* [Record set]
···
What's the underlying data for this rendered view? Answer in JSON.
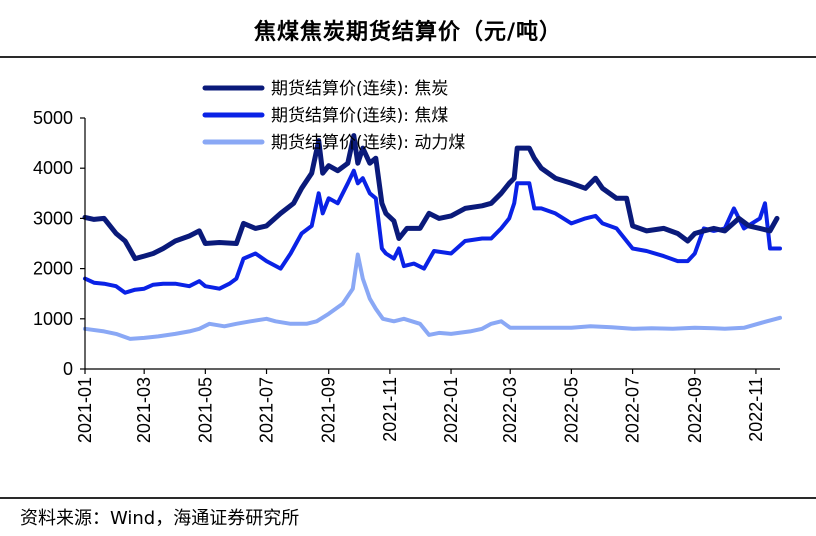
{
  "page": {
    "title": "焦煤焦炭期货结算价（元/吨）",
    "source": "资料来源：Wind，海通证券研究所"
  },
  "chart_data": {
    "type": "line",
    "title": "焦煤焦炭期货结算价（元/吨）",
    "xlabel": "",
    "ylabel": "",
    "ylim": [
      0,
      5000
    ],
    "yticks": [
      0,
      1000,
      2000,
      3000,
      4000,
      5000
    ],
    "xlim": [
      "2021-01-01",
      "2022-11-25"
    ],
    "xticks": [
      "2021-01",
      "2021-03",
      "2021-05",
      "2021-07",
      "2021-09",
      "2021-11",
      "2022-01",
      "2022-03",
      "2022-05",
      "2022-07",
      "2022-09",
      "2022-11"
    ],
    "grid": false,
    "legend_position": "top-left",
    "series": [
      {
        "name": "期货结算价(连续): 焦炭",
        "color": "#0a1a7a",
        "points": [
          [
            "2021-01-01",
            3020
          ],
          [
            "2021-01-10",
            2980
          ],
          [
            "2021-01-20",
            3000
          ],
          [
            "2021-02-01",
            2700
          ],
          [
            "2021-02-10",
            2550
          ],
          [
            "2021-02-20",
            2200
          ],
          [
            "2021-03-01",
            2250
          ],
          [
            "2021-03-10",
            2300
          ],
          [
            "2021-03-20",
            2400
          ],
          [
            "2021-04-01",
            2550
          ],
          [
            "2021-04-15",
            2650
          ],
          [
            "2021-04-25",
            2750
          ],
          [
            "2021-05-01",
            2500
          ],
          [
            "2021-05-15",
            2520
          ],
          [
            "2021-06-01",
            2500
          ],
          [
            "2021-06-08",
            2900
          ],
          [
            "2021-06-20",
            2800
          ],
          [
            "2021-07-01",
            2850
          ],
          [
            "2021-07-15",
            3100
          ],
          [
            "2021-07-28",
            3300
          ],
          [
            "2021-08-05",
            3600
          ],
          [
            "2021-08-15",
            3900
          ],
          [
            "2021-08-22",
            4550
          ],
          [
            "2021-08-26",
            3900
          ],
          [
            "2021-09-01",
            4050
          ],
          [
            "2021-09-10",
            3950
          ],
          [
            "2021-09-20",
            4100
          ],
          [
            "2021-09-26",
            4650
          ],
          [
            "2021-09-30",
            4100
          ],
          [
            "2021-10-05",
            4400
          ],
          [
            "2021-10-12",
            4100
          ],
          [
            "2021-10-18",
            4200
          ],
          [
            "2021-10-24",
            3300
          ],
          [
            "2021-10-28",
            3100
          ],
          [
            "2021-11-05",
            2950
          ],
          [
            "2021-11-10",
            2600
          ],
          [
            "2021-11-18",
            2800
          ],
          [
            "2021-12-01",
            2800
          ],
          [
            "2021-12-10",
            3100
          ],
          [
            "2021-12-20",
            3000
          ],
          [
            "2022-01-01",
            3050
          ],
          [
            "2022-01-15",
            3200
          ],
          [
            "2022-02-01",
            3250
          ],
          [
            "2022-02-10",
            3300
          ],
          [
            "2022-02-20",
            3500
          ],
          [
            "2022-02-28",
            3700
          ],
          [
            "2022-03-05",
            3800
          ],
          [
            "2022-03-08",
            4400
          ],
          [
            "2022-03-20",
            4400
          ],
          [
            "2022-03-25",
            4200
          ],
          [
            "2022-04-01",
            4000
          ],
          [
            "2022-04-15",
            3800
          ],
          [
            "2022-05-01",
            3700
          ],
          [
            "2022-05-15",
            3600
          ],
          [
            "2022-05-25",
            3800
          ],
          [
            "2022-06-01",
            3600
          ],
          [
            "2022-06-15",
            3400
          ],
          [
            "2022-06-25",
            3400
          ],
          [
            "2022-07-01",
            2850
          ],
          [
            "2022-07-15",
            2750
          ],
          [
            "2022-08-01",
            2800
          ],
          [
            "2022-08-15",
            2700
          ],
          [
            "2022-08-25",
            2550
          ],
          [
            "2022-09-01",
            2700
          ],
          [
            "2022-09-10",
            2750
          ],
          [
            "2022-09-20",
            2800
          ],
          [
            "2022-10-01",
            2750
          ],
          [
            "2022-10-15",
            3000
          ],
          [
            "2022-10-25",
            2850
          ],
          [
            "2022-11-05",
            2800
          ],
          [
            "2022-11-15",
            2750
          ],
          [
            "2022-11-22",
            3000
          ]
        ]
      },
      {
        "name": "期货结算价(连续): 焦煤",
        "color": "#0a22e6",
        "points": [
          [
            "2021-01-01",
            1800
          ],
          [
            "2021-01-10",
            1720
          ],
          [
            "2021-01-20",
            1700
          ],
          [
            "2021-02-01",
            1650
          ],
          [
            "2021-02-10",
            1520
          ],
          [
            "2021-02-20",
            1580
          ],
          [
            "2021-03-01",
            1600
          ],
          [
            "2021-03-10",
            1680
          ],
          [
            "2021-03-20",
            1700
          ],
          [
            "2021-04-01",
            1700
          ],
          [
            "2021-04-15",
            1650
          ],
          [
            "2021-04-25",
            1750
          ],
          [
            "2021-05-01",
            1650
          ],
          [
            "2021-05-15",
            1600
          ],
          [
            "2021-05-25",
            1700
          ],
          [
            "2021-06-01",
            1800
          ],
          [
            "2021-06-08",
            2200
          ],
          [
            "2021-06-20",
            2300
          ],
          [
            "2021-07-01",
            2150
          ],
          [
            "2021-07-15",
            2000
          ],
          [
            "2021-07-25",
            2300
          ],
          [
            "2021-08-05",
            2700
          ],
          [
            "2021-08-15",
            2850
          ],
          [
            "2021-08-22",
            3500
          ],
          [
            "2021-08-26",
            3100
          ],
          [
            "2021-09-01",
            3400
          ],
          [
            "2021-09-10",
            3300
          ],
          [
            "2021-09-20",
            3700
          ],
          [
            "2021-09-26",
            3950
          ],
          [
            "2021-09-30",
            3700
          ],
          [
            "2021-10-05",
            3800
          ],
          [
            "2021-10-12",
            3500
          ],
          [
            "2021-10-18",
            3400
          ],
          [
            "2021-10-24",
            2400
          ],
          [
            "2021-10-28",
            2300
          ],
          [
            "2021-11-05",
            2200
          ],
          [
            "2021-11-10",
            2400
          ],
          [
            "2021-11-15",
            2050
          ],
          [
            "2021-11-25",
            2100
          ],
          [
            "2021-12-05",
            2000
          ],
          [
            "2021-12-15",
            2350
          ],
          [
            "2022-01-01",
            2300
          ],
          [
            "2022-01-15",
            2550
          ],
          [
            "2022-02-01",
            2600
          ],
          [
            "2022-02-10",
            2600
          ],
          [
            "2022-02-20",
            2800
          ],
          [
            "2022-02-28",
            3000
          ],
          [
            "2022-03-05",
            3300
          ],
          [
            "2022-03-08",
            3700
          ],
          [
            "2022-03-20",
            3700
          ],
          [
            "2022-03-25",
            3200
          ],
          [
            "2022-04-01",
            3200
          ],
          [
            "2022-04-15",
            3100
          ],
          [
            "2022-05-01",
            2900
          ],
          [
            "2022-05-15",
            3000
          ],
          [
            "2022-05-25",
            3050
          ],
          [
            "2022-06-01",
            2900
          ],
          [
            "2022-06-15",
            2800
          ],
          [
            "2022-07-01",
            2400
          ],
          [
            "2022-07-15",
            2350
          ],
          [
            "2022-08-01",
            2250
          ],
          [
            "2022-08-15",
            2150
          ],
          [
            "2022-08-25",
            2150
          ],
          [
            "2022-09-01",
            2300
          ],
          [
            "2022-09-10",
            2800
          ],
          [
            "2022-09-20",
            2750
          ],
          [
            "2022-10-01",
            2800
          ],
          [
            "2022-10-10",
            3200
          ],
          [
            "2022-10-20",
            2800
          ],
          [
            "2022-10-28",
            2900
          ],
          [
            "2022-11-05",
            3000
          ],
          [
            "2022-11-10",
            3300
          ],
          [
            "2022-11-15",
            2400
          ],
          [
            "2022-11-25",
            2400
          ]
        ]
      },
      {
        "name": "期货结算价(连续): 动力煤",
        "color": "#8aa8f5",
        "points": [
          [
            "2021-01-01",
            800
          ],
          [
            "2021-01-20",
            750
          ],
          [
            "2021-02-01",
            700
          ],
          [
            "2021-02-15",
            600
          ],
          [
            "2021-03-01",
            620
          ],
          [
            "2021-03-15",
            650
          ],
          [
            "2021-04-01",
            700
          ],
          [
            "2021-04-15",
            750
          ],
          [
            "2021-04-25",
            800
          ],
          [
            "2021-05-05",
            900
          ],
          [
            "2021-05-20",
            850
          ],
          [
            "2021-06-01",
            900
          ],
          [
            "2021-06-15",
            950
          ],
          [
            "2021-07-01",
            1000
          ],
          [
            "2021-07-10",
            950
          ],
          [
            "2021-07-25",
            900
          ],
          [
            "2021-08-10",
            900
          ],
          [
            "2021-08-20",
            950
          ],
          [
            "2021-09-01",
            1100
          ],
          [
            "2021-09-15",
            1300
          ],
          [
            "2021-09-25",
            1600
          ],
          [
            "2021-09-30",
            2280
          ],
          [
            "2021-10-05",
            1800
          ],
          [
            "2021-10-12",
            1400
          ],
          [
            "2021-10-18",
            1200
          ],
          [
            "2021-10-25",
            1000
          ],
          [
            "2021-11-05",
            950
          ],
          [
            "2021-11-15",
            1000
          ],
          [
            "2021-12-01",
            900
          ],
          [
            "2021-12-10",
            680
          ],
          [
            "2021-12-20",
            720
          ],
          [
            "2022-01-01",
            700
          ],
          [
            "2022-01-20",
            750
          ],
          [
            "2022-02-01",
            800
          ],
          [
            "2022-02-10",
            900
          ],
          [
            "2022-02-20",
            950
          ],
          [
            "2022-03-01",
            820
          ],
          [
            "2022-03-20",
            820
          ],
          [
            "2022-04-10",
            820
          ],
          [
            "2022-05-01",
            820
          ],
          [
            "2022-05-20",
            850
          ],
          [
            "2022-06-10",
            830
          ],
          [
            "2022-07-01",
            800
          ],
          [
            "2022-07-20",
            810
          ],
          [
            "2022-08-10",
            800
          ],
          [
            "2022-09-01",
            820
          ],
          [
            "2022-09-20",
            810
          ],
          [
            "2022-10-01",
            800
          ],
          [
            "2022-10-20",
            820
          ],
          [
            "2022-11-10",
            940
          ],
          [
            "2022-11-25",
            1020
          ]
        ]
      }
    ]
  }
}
···
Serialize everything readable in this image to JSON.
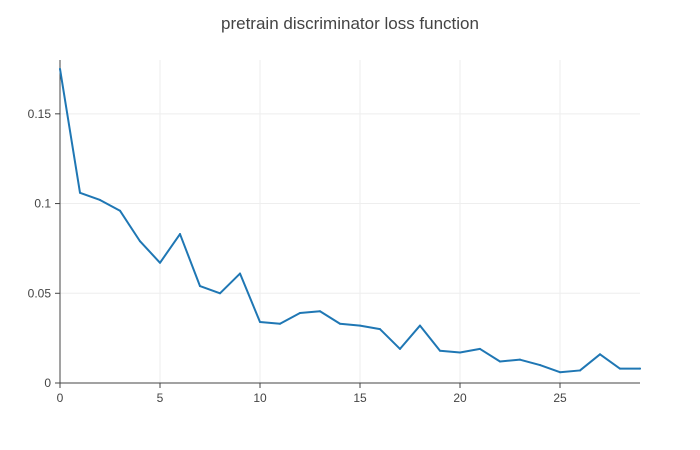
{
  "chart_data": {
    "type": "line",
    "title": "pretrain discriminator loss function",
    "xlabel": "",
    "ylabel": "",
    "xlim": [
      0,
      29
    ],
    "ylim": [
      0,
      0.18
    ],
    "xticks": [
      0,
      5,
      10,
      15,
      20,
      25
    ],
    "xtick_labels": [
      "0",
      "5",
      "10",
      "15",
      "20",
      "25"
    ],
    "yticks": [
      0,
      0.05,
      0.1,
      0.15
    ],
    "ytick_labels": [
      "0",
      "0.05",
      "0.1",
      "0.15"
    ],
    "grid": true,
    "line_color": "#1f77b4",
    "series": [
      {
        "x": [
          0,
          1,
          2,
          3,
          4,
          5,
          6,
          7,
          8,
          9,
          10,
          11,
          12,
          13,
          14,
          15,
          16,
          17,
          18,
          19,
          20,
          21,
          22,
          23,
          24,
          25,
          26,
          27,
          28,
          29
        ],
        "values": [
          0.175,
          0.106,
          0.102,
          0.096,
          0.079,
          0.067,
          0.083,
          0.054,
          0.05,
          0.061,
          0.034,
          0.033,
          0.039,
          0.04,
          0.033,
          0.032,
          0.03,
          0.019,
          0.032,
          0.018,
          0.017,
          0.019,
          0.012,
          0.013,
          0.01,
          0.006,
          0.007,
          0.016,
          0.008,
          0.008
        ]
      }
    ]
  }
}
···
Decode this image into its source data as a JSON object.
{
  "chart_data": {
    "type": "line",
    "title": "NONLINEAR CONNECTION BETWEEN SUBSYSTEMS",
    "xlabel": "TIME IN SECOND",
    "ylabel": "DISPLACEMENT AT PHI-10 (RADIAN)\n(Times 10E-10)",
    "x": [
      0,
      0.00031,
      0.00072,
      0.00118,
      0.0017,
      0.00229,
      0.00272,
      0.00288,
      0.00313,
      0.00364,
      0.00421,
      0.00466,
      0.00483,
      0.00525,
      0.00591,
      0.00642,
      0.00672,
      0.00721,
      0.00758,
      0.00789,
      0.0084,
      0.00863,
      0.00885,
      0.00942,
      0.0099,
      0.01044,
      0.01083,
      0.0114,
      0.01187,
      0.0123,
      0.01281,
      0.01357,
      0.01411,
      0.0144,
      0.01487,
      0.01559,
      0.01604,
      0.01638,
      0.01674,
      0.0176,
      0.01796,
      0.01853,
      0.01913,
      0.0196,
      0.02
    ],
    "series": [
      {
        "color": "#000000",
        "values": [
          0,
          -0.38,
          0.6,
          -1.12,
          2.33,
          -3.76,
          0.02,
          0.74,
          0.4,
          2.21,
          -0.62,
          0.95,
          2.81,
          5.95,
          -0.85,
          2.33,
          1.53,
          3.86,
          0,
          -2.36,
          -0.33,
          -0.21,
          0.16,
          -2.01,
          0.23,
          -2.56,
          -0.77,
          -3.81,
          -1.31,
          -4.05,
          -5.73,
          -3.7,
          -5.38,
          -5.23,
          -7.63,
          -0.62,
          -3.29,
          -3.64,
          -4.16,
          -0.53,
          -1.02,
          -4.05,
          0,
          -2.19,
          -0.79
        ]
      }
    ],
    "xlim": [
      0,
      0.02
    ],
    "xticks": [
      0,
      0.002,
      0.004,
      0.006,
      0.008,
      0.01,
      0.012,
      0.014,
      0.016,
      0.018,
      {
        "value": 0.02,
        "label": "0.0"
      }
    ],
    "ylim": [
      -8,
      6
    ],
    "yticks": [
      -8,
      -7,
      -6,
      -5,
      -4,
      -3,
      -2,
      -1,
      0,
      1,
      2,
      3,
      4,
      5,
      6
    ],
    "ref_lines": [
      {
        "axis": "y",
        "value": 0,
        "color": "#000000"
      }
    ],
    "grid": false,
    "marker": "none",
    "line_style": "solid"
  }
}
···
* [What needs to be done] Isolate the lines that hold the word "name" and copy all of them.

* [Exercise output]
        "name": "期货结算价(连续): 焦炭",
        "name": "期货结算价(连续): 焦煤",
        "name": "期货结算价(连续): 动力煤",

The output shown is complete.